» **DATA FOR PROCESSING**
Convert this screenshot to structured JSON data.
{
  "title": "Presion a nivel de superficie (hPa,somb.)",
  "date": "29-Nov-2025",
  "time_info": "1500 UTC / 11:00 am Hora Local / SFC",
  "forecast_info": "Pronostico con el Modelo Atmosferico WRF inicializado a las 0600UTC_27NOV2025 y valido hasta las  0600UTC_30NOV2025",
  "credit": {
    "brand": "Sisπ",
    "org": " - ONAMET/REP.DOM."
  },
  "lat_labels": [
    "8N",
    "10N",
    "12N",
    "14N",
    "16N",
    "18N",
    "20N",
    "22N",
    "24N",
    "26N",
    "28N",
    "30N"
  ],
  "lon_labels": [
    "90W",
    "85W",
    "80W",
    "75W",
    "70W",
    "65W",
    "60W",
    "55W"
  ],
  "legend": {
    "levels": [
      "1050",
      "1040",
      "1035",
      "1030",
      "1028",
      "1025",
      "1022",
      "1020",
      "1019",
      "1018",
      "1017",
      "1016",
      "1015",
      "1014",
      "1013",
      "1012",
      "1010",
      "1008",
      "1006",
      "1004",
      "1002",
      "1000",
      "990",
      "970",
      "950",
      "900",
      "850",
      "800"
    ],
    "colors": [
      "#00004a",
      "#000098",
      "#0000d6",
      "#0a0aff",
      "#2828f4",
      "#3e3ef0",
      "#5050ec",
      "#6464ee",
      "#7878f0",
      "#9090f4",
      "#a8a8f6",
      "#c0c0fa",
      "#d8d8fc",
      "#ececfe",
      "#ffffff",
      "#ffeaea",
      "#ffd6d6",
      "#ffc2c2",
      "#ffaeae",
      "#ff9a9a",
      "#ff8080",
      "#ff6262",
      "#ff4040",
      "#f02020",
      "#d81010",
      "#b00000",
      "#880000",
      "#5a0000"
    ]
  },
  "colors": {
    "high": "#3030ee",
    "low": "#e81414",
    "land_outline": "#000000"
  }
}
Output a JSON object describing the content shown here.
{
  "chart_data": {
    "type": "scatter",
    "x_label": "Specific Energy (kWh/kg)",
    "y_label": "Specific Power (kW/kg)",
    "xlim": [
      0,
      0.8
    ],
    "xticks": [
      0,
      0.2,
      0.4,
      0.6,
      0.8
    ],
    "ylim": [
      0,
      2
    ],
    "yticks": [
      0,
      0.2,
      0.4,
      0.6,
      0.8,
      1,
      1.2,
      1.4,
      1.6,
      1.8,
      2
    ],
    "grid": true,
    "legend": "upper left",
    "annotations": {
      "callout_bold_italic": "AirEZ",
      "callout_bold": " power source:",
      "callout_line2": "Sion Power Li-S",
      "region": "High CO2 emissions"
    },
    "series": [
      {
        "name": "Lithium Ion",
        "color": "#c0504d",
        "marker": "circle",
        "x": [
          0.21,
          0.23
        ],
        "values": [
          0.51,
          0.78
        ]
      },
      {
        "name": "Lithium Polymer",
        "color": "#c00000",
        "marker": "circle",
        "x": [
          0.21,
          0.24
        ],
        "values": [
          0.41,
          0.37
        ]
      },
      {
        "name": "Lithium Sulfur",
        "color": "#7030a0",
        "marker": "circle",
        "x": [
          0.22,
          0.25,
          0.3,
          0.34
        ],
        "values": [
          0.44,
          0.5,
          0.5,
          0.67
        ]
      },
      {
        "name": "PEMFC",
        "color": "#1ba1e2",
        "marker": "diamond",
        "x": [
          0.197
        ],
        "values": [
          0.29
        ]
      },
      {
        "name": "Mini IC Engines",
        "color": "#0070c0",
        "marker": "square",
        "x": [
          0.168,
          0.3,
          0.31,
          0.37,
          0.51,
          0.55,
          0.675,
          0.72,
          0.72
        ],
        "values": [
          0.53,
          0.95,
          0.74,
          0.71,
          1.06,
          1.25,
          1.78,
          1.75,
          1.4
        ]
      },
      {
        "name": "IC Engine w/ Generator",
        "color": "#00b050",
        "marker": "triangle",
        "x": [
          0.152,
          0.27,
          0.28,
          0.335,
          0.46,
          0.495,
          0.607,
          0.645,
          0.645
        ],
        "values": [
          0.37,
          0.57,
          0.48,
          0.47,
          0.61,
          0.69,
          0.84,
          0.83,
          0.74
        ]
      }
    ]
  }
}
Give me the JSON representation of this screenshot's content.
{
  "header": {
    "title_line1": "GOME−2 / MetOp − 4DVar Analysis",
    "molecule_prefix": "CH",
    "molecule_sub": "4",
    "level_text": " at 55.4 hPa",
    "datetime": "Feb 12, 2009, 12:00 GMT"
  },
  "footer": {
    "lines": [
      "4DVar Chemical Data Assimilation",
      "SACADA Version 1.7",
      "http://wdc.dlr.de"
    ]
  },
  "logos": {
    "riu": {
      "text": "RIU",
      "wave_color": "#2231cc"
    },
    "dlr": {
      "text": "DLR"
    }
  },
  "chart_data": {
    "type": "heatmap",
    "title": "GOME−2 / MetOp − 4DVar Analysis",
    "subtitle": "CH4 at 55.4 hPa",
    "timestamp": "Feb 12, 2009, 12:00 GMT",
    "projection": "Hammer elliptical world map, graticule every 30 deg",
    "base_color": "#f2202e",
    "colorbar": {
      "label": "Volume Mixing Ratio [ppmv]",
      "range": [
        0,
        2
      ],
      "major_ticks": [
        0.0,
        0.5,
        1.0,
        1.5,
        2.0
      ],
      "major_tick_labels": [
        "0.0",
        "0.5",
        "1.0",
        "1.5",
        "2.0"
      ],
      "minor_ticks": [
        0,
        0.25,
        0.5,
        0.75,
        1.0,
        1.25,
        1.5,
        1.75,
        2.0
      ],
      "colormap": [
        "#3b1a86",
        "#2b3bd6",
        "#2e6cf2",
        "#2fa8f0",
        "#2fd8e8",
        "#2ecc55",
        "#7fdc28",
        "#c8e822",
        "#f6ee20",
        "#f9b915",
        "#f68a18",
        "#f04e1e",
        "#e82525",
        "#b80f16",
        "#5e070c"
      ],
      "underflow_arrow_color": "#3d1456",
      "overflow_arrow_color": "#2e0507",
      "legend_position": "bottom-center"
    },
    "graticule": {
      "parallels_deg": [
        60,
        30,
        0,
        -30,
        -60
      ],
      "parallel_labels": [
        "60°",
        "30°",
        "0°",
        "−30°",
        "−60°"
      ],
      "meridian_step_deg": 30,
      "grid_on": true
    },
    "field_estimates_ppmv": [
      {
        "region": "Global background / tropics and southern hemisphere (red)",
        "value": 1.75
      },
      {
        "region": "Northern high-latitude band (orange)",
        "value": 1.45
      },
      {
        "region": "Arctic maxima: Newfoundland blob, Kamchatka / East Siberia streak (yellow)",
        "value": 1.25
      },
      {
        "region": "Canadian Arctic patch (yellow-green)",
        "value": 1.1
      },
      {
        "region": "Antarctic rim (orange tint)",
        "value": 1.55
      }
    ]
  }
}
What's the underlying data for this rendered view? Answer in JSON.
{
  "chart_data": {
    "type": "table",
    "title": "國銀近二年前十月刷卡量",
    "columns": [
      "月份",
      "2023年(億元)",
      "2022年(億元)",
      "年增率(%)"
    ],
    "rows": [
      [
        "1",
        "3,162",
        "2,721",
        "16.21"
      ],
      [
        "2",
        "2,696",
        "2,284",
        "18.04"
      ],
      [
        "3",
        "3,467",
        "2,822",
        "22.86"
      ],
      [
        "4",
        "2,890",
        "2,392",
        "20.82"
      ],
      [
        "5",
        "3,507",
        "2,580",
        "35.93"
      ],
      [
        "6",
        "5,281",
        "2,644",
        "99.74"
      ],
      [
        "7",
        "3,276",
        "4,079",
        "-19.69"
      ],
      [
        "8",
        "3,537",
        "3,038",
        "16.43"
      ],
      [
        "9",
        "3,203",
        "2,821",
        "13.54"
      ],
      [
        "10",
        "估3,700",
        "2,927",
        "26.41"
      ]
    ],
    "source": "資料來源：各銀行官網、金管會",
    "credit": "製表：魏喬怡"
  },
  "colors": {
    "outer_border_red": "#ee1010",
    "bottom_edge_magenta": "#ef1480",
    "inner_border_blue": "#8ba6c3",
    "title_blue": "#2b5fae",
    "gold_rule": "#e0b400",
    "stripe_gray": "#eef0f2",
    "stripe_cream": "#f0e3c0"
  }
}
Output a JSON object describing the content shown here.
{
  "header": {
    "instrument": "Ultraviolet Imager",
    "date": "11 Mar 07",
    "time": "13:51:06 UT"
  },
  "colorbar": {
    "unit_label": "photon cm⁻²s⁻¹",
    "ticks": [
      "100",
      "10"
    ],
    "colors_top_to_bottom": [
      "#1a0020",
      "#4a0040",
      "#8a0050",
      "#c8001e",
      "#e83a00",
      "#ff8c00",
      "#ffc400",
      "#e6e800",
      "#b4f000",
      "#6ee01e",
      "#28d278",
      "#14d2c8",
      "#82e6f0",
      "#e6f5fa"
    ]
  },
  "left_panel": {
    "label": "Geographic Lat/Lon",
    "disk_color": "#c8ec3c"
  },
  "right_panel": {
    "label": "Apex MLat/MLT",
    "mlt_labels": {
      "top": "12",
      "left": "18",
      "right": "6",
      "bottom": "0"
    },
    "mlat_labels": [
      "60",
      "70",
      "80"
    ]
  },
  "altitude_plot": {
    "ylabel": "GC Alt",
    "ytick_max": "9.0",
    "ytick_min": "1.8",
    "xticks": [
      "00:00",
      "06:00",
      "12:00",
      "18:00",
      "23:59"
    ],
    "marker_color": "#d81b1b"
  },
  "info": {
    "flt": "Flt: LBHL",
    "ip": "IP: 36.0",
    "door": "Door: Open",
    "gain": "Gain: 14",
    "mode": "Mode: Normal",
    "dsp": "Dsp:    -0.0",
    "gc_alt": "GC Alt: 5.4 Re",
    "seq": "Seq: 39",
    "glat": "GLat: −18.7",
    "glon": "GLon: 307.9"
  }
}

» **WORK INSTRUCTIONS**
Go through the material above and copy each line that has the word "screenshot".

» **RIGHT ANSWER**
Convert this screenshot to structured JSON data.
Give me the JSON representation of this screenshot's content.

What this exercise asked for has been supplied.